**Task description:** Identify and copy all lines of the material where the string "zone" is found.

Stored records
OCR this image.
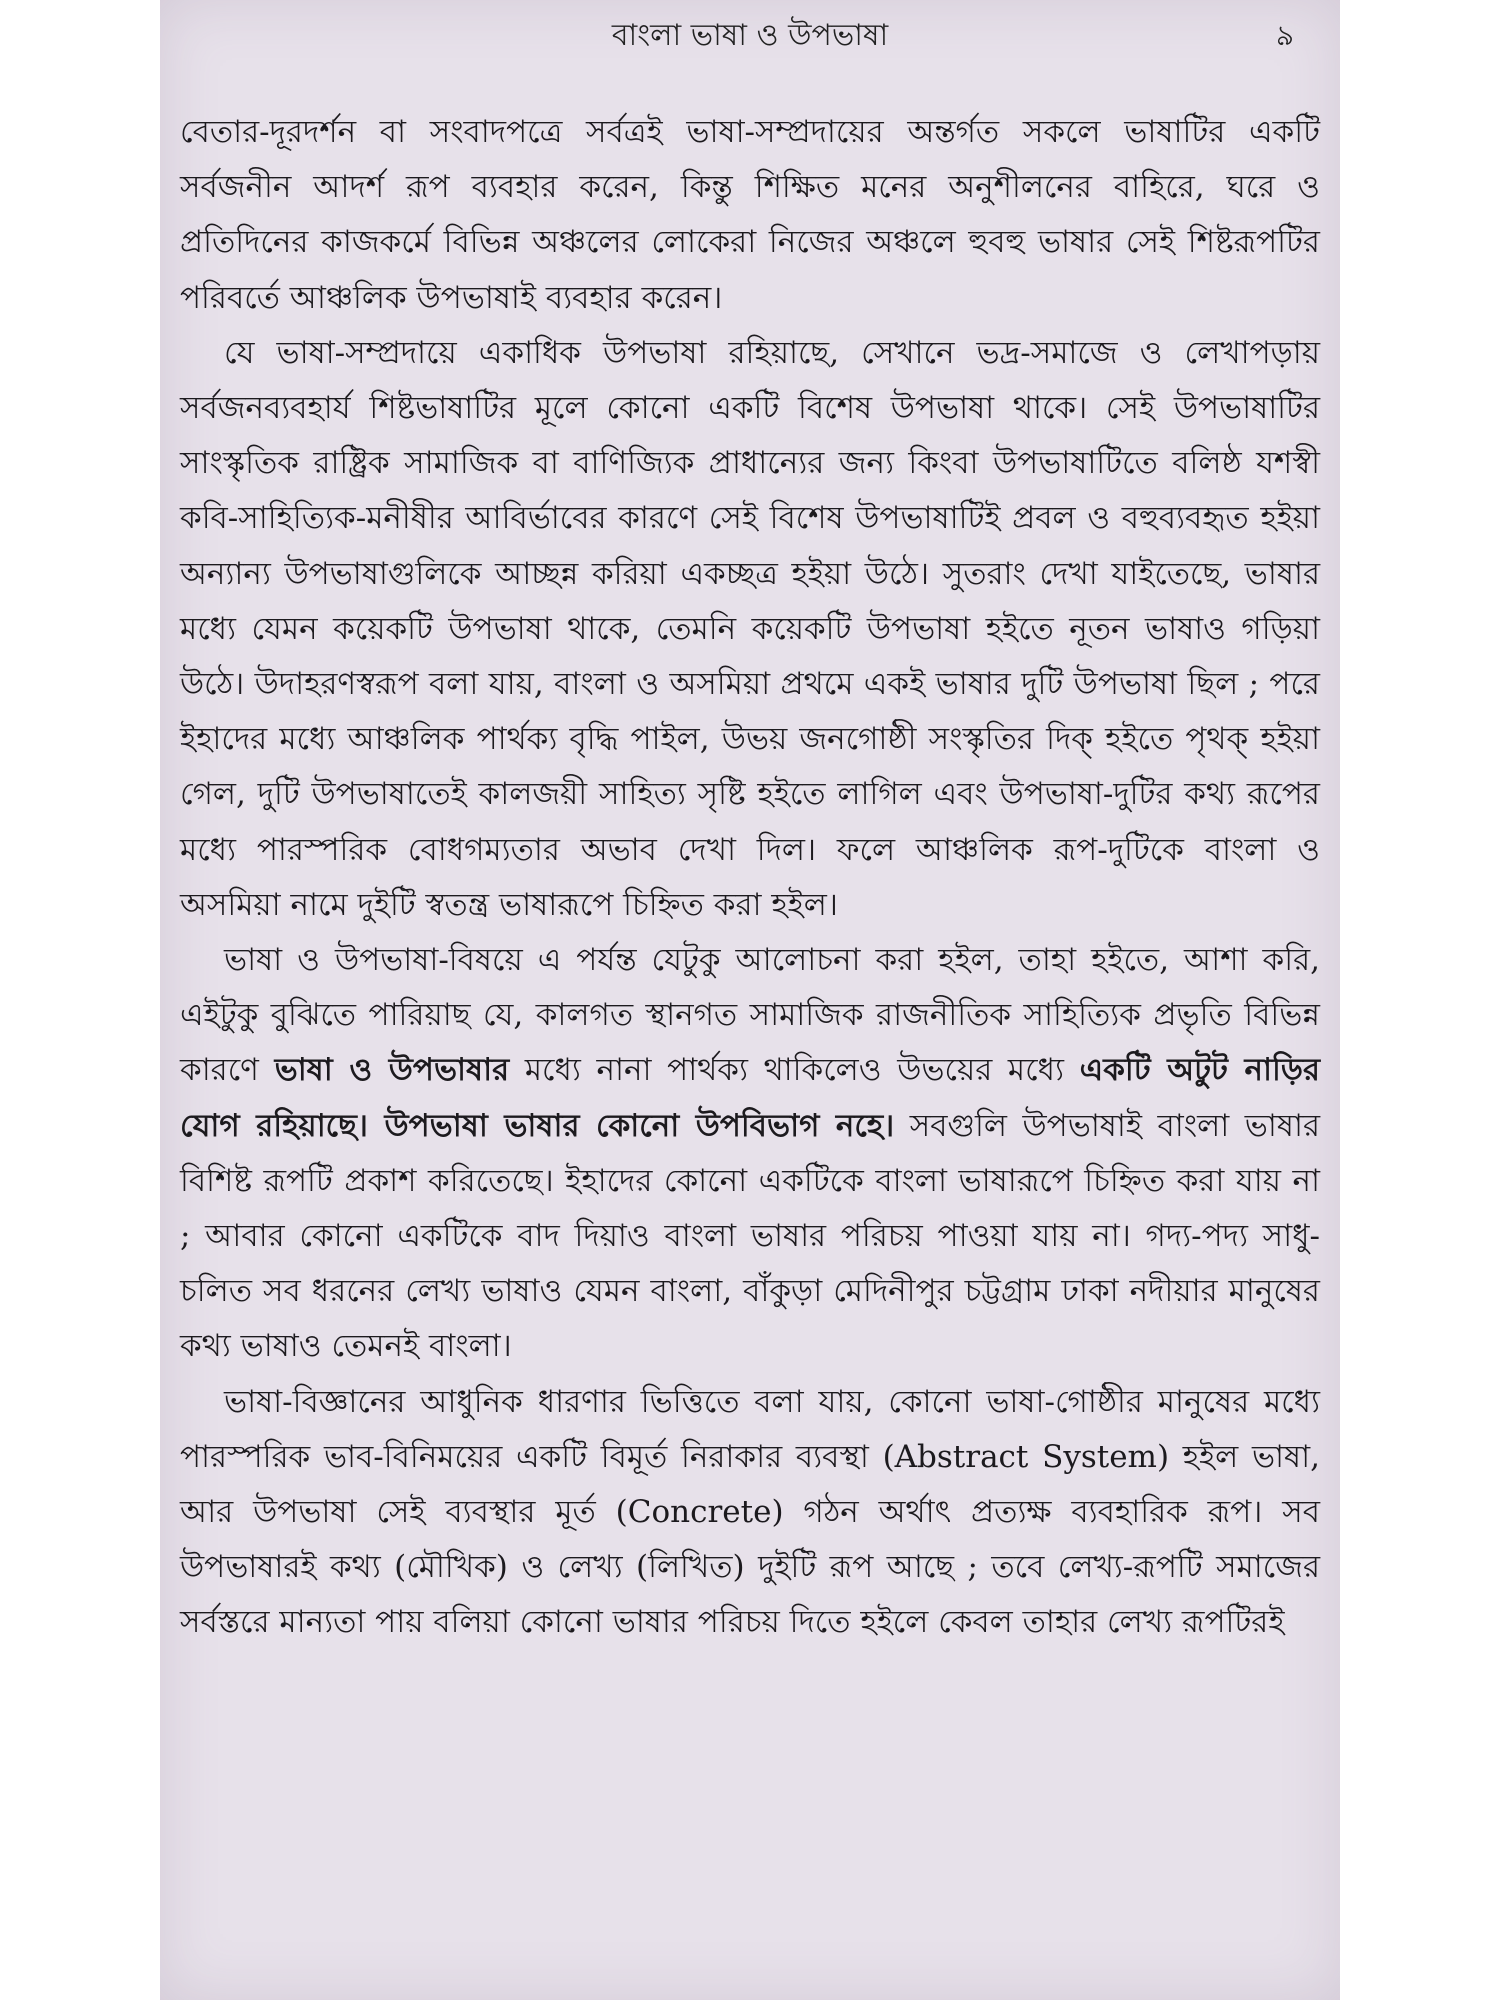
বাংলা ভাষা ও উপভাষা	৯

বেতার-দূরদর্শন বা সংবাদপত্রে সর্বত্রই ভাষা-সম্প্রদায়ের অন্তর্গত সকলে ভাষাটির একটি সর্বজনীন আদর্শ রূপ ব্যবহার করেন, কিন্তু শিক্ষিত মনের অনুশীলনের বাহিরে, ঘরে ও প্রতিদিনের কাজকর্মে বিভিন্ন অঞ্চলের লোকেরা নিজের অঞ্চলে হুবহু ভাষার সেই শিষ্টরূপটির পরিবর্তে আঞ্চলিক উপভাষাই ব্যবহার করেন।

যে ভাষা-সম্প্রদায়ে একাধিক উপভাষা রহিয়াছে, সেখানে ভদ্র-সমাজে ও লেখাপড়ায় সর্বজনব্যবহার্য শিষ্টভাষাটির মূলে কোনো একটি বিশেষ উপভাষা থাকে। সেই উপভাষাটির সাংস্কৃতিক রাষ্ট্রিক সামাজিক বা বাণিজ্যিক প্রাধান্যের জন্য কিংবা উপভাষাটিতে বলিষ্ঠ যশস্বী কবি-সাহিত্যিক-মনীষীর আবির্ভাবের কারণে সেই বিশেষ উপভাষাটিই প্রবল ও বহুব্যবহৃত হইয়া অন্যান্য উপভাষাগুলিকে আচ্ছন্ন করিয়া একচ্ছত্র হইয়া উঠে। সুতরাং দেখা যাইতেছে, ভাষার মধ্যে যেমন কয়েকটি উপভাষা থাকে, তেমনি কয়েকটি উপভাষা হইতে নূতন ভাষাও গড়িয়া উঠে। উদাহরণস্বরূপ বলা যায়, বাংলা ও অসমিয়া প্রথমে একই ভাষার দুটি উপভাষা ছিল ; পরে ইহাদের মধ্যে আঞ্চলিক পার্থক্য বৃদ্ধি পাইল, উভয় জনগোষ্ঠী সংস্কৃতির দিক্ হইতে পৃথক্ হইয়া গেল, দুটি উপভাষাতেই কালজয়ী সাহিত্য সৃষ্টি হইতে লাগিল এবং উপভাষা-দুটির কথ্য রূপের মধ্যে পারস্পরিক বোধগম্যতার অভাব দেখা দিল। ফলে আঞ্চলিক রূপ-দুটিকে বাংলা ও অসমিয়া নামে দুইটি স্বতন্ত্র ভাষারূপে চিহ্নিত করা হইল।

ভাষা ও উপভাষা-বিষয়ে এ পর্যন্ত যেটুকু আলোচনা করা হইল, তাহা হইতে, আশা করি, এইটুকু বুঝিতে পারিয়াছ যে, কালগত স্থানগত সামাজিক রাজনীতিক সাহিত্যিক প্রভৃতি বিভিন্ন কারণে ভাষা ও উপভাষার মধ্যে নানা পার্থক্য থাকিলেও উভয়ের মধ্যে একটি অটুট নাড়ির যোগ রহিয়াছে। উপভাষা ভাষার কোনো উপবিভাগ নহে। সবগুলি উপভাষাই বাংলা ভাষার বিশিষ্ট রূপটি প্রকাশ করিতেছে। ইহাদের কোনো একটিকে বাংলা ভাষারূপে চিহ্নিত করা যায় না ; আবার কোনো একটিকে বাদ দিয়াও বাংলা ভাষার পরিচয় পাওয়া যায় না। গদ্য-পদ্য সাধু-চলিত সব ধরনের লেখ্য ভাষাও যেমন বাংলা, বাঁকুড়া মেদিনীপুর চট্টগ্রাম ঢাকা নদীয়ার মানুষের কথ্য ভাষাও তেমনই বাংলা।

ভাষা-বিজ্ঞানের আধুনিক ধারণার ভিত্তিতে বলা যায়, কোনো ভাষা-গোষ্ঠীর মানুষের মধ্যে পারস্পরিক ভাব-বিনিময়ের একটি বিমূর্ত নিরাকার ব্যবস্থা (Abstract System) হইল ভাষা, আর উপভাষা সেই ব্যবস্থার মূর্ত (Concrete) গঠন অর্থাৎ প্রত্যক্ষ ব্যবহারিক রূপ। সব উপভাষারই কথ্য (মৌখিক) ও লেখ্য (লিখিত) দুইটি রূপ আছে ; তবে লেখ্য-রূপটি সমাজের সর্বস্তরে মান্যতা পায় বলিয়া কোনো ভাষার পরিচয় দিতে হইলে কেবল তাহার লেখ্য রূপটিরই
---
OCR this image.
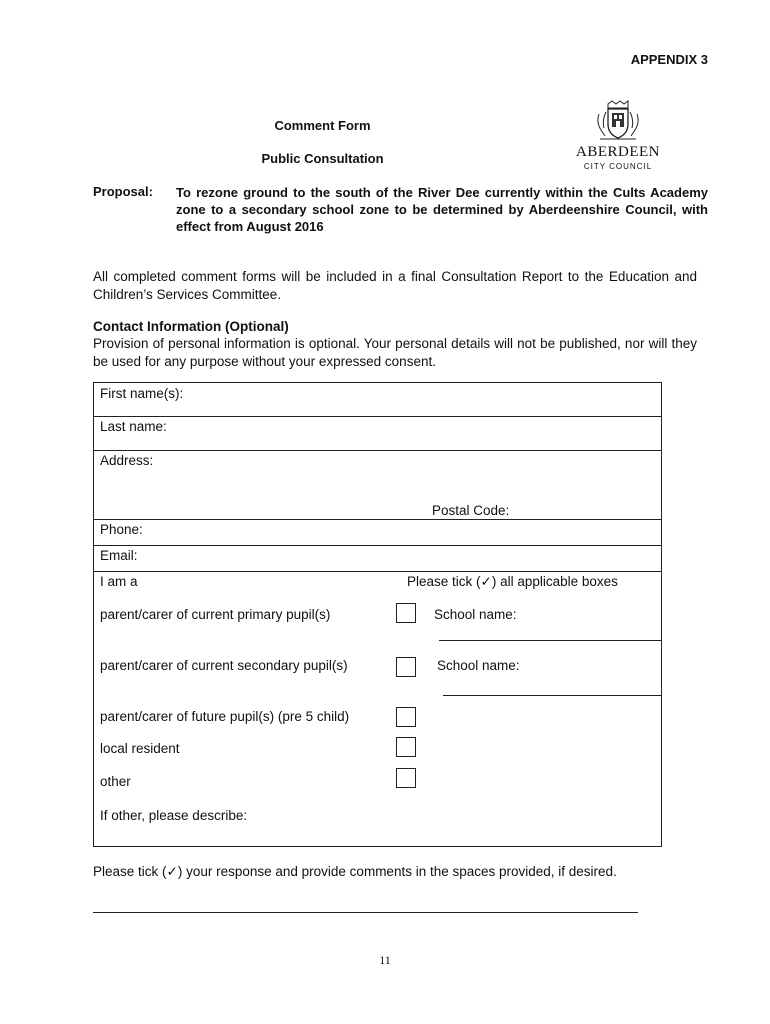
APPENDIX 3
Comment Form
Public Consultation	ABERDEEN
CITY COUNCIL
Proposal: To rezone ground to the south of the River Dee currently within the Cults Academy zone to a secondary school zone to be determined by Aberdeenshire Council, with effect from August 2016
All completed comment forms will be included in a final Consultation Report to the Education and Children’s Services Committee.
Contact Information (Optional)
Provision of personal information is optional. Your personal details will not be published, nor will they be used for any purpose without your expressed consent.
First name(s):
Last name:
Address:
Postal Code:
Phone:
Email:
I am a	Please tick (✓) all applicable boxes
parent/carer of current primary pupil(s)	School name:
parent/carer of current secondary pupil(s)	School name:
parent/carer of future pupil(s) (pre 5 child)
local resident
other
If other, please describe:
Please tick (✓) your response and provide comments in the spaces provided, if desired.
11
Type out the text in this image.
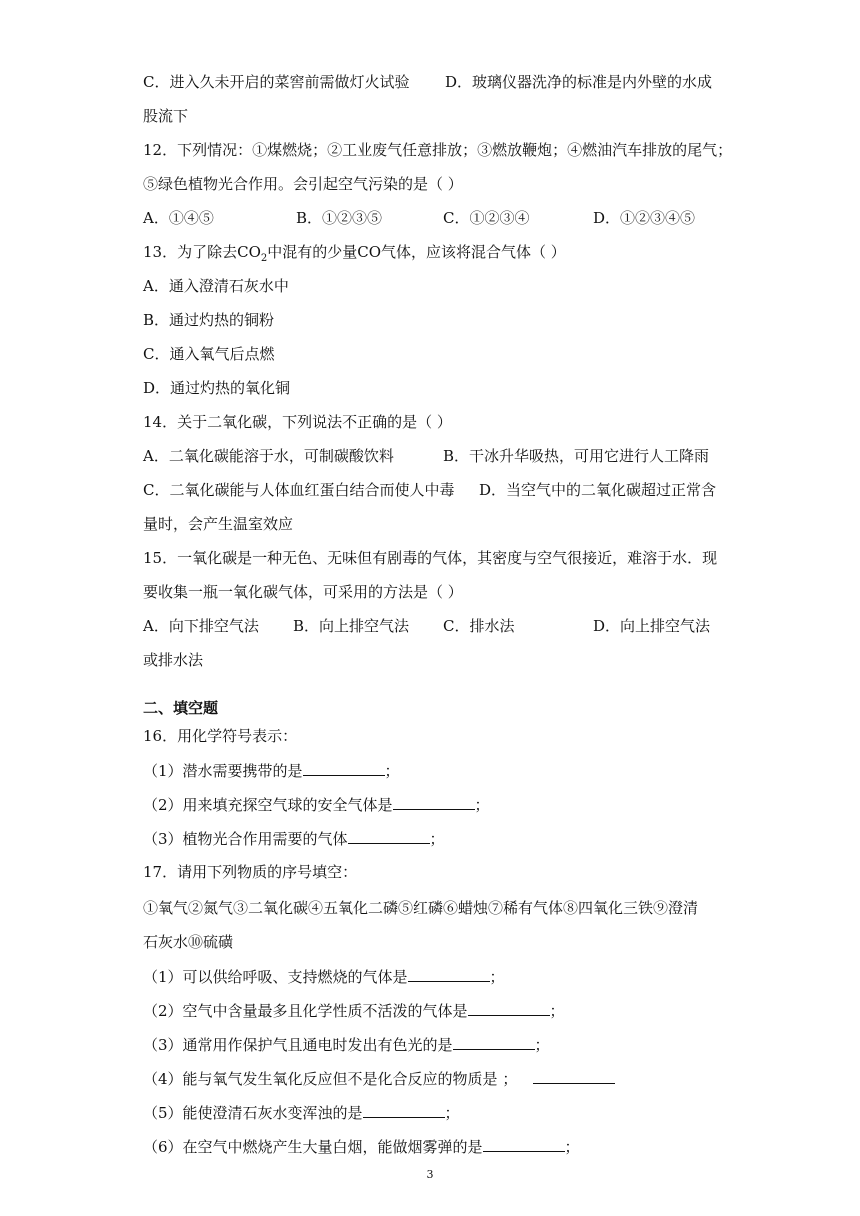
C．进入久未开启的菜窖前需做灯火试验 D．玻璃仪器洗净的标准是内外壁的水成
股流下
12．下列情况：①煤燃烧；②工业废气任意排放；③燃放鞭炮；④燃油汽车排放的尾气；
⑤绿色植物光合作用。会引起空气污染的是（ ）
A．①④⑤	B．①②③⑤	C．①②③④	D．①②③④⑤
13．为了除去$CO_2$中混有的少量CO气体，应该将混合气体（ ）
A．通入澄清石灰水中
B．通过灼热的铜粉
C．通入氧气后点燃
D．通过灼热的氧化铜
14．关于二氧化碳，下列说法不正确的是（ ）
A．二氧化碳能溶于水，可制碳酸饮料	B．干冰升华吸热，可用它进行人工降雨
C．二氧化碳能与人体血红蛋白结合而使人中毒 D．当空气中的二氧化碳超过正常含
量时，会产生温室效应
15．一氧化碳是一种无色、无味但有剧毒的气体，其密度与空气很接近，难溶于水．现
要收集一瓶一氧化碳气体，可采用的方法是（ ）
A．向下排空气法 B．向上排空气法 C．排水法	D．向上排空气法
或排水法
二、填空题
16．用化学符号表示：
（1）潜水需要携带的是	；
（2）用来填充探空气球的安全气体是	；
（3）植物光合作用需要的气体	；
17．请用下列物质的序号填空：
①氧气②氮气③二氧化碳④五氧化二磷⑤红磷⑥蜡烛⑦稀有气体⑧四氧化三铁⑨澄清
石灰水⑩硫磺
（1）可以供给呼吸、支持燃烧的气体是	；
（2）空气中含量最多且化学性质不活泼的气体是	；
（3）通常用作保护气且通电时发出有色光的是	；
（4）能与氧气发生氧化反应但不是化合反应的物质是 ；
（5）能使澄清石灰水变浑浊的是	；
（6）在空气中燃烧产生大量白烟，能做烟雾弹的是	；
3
--
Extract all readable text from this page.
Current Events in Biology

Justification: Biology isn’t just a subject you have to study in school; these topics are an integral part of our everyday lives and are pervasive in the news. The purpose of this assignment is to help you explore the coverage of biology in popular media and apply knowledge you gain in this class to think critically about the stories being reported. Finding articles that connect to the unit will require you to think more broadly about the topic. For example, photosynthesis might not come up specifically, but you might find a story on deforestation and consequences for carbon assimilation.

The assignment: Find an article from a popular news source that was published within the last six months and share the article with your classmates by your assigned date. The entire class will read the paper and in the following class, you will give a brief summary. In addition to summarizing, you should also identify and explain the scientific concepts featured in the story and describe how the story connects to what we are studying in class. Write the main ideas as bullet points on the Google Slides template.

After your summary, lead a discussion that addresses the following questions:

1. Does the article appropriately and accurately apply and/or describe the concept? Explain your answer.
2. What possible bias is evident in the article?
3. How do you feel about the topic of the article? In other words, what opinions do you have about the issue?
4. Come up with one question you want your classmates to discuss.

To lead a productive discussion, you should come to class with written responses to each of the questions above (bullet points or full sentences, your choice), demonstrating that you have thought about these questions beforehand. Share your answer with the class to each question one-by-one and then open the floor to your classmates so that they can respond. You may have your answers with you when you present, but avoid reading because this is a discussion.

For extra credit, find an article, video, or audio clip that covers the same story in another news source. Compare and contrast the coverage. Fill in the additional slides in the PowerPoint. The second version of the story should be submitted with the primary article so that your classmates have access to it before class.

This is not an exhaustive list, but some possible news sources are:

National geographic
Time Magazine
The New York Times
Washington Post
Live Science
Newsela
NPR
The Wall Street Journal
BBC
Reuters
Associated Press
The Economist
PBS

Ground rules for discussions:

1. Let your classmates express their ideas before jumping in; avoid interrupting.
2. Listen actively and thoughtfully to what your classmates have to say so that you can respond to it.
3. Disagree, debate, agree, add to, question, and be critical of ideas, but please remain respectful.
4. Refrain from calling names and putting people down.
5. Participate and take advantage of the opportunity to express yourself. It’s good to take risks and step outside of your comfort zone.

**Expected output:**
Proposal: To rezone ground to the south of the River Dee currently within the Cults Academy zone to a secondary school zone to be determined by Aberdeenshire Council, with effect from August 2016
5. Participate and take advantage of the opportunity to express yourself. It’s good to take risks and step outside of your comfort zone.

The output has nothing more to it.